● **Exercise aim**
Every line that holds "JSON" should be shown.

● **Exercise data**
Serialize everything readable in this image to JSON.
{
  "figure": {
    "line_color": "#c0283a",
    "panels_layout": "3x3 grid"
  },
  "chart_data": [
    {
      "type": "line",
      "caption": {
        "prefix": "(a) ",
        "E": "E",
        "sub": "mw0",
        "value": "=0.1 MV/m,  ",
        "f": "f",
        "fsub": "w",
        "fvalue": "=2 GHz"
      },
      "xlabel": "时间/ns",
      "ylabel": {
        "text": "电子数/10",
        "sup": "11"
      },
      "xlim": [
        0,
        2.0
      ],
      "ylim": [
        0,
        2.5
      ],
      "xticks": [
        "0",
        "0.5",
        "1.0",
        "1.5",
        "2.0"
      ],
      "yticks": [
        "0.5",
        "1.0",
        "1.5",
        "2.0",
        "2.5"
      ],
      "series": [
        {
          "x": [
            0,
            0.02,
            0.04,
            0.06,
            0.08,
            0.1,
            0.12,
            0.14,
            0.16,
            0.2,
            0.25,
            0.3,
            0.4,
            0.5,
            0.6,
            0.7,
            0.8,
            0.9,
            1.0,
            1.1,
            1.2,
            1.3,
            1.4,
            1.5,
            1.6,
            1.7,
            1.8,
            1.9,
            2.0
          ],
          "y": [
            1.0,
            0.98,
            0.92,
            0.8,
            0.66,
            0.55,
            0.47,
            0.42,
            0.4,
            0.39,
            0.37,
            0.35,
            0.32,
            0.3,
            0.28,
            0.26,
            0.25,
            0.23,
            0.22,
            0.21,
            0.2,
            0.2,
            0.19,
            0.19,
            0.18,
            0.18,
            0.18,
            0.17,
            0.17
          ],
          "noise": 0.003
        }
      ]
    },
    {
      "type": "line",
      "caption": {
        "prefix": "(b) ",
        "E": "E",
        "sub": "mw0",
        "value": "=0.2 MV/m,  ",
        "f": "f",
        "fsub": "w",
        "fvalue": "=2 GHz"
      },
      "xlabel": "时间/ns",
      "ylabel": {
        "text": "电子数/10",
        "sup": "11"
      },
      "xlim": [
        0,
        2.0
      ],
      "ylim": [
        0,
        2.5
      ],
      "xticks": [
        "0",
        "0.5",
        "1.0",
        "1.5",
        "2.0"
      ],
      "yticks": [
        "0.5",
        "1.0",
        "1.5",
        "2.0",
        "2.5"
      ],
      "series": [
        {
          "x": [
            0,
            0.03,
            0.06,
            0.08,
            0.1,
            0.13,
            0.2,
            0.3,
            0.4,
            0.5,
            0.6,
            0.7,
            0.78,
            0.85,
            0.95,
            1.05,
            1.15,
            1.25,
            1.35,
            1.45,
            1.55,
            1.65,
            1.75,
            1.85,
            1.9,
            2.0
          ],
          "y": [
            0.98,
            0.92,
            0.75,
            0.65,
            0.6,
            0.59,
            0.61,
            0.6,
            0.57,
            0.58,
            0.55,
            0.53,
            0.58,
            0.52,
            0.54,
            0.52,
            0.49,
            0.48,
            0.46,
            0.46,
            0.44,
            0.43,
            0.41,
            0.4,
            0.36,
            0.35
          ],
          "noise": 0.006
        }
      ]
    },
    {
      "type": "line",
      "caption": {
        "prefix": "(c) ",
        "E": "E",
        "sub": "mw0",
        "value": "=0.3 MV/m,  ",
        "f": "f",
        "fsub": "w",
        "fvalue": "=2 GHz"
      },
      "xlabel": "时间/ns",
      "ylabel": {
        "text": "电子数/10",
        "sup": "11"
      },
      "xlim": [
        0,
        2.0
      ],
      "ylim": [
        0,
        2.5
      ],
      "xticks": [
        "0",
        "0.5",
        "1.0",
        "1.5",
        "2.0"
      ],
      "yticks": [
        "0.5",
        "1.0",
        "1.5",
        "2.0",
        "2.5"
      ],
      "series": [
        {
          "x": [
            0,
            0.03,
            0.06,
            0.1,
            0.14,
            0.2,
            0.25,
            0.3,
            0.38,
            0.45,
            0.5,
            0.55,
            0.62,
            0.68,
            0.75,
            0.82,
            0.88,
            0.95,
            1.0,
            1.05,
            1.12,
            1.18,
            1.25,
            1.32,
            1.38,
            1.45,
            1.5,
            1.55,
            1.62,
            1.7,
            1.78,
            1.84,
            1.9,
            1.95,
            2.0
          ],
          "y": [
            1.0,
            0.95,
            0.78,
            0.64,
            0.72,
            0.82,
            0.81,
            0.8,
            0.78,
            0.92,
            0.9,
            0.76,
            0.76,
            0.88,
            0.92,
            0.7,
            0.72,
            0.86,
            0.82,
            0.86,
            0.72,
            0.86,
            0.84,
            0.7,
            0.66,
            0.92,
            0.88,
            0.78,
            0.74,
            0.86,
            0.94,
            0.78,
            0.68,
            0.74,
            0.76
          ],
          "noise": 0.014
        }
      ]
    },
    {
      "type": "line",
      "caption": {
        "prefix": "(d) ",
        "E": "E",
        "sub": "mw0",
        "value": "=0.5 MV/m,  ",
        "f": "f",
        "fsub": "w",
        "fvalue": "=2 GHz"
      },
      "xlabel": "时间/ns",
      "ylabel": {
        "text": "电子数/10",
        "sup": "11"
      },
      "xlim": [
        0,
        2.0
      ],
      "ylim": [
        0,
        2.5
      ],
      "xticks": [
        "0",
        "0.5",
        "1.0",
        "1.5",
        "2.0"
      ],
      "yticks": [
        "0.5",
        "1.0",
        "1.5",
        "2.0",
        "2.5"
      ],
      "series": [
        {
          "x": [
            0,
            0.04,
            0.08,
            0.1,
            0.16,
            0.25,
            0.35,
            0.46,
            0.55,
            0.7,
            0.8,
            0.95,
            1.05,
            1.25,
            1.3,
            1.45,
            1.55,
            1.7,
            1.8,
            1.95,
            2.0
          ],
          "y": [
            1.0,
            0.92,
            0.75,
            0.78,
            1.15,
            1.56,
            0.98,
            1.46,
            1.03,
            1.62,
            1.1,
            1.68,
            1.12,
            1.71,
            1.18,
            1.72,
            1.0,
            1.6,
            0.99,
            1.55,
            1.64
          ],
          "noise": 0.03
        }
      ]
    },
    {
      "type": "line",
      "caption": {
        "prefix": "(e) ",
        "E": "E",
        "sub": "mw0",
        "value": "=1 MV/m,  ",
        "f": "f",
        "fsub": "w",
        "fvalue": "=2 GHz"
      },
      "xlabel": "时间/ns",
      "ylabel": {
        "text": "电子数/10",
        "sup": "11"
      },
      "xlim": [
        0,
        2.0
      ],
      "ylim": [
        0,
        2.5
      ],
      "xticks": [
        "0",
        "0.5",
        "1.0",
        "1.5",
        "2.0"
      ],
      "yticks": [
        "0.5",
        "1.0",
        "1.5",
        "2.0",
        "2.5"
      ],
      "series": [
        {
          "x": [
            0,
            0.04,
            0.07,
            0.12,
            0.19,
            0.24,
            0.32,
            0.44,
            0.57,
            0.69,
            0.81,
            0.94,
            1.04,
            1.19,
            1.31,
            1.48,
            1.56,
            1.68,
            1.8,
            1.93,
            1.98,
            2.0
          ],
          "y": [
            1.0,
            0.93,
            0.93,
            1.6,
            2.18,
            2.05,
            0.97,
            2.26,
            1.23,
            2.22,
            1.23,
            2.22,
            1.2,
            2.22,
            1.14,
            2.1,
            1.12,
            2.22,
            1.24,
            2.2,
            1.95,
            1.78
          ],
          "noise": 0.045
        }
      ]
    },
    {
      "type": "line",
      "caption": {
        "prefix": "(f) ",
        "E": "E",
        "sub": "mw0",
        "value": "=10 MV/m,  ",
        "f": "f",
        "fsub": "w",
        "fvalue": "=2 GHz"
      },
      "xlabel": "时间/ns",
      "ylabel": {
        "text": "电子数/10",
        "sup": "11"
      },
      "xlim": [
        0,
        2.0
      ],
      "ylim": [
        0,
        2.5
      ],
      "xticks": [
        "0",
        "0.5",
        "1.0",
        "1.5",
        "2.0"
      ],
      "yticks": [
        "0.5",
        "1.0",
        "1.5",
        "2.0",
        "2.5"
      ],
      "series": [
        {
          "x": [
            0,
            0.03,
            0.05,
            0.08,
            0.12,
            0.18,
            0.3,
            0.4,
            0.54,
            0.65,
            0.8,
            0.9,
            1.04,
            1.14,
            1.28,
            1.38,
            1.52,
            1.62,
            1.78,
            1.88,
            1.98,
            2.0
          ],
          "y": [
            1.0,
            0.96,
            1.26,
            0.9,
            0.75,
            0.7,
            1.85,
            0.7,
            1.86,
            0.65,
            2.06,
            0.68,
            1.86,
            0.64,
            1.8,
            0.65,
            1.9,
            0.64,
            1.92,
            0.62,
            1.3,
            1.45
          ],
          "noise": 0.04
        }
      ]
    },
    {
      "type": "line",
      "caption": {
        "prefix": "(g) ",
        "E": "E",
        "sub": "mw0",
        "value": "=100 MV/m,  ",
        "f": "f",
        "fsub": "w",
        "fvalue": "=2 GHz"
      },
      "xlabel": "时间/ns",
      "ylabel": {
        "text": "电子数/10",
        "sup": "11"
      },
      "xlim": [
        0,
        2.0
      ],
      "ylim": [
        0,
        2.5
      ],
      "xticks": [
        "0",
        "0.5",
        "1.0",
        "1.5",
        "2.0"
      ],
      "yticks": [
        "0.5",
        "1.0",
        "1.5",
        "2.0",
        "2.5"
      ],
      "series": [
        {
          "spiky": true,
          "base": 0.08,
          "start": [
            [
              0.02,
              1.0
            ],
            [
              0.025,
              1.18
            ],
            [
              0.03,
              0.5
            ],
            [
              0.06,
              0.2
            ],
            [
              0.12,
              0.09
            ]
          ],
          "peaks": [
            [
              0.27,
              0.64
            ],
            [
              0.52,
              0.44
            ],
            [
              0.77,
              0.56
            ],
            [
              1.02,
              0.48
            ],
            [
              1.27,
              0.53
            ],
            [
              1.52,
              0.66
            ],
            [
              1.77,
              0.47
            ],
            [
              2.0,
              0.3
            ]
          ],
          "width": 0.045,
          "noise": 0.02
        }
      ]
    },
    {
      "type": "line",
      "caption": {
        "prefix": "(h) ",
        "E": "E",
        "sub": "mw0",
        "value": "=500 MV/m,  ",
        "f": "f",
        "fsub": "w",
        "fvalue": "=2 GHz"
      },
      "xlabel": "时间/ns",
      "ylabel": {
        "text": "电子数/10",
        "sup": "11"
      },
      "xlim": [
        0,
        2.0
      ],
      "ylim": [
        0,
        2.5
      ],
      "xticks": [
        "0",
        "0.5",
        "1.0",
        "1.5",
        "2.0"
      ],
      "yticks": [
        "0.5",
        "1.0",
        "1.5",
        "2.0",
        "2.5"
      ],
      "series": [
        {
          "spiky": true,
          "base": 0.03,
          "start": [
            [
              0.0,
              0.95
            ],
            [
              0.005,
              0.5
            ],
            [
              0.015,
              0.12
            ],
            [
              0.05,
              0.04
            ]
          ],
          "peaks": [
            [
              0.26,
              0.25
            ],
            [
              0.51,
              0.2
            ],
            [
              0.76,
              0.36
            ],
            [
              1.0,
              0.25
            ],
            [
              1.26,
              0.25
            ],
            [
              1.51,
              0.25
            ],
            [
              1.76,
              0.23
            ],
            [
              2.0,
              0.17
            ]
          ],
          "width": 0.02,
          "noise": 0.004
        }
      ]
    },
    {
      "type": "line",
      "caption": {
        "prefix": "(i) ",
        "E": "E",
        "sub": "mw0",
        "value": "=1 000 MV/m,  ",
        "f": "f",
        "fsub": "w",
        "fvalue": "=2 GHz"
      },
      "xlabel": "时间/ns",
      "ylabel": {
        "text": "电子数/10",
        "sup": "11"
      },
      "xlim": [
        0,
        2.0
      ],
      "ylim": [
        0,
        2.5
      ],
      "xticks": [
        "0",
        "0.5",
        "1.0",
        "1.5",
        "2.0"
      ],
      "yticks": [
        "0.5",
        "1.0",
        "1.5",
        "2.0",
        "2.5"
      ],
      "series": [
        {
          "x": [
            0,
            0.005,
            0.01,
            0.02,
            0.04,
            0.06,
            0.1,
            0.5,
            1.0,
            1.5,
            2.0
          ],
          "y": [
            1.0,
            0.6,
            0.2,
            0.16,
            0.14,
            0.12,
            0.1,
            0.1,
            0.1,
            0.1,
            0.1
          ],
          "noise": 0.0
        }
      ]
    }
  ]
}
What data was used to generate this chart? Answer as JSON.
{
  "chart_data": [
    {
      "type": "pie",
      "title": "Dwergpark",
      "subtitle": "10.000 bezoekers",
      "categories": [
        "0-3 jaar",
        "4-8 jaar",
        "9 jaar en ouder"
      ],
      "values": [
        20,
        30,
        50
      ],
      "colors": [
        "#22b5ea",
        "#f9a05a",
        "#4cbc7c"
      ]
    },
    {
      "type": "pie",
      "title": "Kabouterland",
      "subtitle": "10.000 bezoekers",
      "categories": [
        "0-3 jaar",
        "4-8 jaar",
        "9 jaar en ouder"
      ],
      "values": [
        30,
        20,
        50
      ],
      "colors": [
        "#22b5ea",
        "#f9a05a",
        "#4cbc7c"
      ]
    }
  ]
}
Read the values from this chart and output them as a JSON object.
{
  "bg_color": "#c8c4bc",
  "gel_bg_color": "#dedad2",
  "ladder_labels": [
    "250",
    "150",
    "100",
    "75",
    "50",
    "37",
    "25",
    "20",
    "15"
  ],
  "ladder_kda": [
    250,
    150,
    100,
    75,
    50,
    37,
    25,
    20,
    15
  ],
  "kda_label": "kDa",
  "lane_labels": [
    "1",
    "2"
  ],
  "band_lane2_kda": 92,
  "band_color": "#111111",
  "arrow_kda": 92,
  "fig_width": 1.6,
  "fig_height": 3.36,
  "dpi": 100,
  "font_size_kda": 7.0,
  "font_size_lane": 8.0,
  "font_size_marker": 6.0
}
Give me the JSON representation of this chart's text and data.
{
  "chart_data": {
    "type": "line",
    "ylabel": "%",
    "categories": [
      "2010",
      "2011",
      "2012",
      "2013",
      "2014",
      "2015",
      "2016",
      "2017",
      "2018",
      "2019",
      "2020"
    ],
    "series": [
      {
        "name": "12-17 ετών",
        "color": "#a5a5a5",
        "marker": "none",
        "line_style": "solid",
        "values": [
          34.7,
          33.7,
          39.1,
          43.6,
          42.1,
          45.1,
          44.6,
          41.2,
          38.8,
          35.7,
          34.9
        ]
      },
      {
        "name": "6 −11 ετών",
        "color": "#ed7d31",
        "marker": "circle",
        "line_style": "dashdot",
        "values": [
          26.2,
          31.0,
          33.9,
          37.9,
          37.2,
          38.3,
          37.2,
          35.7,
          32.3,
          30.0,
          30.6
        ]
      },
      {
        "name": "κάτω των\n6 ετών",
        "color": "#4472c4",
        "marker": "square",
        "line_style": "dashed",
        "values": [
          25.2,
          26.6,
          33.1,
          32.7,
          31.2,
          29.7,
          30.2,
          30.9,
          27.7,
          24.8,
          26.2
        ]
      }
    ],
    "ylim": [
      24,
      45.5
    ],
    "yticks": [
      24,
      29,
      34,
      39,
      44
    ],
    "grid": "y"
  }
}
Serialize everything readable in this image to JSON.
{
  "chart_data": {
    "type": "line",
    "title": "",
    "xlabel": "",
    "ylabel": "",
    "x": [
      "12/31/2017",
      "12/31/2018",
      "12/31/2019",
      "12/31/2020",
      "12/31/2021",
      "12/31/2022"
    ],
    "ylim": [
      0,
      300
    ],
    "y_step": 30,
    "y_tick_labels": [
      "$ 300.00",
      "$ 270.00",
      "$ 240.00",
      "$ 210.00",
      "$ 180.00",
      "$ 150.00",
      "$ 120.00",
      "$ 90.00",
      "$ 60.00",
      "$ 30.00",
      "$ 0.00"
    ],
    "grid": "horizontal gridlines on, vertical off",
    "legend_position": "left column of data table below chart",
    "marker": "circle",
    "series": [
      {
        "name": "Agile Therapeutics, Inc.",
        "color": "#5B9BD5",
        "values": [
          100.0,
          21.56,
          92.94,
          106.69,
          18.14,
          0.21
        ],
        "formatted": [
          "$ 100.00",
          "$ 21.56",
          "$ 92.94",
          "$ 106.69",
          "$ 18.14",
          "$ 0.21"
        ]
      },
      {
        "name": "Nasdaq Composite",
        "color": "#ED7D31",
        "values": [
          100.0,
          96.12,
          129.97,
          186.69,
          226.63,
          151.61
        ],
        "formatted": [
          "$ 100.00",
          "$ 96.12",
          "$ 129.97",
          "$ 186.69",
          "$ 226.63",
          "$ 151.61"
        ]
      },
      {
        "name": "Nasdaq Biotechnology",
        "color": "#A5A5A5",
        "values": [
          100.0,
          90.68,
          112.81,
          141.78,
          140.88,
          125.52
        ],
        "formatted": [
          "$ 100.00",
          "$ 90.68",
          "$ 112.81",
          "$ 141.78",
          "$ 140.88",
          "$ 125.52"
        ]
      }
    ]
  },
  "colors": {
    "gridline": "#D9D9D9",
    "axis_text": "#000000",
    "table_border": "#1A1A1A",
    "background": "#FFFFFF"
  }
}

● **Solution for this problem**
Serialize everything readable in this image to JSON.
What data was used to generate this chart? Answer as JSON.
Read the values from this chart and output them as a JSON object.
Give me the JSON representation of this chart's text and data.
Serialize everything readable in this image to JSON.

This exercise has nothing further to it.